#### Aim:
Search the records for the word "ByLayer" and report each line that has it.

---

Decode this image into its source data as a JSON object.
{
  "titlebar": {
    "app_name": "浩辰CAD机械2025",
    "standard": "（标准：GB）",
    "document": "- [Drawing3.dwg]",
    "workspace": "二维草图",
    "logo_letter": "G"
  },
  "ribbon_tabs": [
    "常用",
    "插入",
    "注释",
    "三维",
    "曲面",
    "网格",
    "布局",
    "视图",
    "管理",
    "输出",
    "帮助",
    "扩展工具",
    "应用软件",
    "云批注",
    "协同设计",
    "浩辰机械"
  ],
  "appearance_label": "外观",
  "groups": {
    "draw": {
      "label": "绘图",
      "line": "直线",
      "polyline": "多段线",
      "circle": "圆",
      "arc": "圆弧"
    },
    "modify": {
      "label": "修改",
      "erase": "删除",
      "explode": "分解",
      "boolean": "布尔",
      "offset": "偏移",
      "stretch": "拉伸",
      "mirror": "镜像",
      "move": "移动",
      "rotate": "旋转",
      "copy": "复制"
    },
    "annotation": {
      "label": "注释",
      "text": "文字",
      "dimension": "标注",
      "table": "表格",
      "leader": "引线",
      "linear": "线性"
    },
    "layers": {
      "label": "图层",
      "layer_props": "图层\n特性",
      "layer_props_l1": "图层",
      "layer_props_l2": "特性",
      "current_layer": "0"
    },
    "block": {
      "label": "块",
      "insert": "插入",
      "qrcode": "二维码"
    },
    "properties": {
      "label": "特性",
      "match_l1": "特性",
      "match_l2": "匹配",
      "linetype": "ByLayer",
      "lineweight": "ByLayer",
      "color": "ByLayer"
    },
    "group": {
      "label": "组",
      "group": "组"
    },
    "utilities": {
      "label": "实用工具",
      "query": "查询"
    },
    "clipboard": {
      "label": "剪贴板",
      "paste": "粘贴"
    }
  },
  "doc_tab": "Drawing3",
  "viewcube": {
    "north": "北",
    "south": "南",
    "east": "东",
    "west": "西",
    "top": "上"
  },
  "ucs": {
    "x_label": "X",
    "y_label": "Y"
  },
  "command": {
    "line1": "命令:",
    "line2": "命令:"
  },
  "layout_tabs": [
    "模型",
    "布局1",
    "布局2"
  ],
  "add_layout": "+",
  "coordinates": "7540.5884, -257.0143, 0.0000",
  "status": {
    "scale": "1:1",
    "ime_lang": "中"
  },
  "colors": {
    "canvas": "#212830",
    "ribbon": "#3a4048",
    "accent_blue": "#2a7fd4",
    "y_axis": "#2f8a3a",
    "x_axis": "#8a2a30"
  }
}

---

#### Reply to the task:
      "linetype": "ByLayer",
      "lineweight": "ByLayer",
      "color": "ByLayer"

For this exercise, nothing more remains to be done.